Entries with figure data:
───
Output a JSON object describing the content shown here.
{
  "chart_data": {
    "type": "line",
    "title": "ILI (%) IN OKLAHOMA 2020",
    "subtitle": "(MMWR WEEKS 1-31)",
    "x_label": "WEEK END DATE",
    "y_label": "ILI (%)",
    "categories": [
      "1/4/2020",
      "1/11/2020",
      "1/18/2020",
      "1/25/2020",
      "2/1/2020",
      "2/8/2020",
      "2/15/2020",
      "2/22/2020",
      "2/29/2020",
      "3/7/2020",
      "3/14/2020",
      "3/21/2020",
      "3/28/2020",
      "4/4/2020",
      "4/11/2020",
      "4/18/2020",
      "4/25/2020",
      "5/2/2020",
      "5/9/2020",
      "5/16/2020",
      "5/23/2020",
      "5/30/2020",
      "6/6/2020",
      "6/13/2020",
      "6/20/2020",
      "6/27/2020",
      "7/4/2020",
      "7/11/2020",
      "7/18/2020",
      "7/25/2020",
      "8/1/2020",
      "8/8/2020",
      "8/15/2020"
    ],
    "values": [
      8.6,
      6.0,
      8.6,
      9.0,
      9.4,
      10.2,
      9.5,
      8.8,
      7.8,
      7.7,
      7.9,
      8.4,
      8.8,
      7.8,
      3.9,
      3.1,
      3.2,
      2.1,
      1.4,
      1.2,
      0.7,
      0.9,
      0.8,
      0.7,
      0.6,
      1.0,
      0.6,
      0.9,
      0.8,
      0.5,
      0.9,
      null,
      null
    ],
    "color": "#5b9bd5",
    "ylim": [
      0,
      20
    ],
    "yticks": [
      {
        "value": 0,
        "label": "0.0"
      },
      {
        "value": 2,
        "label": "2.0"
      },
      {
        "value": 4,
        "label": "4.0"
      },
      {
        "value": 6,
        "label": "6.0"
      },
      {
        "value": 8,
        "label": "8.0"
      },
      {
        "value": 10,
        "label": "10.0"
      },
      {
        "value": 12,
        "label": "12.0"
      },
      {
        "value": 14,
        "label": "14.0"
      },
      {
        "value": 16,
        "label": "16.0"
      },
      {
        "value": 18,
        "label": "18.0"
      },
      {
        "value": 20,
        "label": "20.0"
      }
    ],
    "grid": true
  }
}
───
— Work to be completed —
Take the material above and return all of it exactly.

— Output for this exercise —
Output a JSON object describing the content shown here.
{
  "chart_data": {
    "type": "line",
    "title": "ILI (%) IN OKLAHOMA 2020",
    "subtitle": "(MMWR WEEKS 1-31)",
    "x_label": "WEEK END DATE",
    "y_label": "ILI (%)",
    "categories": [
      "1/4/2020",
      "1/11/2020",
      "1/18/2020",
      "1/25/2020",
      "2/1/2020",
      "2/8/2020",
      "2/15/2020",
      "2/22/2020",
      "2/29/2020",
      "3/7/2020",
      "3/14/2020",
      "3/21/2020",
      "3/28/2020",
      "4/4/2020",
      "4/11/2020",
      "4/18/2020",
      "4/25/2020",
      "5/2/2020",
      "5/9/2020",
      "5/16/2020",
      "5/23/2020",
      "5/30/2020",
      "6/6/2020",
      "6/13/2020",
      "6/20/2020",
      "6/27/2020",
      "7/4/2020",
      "7/11/2020",
      "7/18/2020",
      "7/25/2020",
      "8/1/2020",
      "8/8/2020",
      "8/15/2020"
    ],
    "values": [
      8.6,
      6.0,
      8.6,
      9.0,
      9.4,
      10.2,
      9.5,
      8.8,
      7.8,
      7.7,
      7.9,
      8.4,
      8.8,
      7.8,
      3.9,
      3.1,
      3.2,
      2.1,
      1.4,
      1.2,
      0.7,
      0.9,
      0.8,
      0.7,
      0.6,
      1.0,
      0.6,
      0.9,
      0.8,
      0.5,
      0.9,
      null,
      null
    ],
    "color": "#5b9bd5",
    "ylim": [
      0,
      20
    ],
    "yticks": [
      {
        "value": 0,
        "label": "0.0"
      },
      {
        "value": 2,
        "label": "2.0"
      },
      {
        "value": 4,
        "label": "4.0"
      },
      {
        "value": 6,
        "label": "6.0"
      },
      {
        "value": 8,
        "label": "8.0"
      },
      {
        "value": 10,
        "label": "10.0"
      },
      {
        "value": 12,
        "label": "12.0"
      },
      {
        "value": 14,
        "label": "14.0"
      },
      {
        "value": 16,
        "label": "16.0"
      },
      {
        "value": 18,
        "label": "18.0"
      },
      {
        "value": 20,
        "label": "20.0"
      }
    ],
    "grid": true
  }
}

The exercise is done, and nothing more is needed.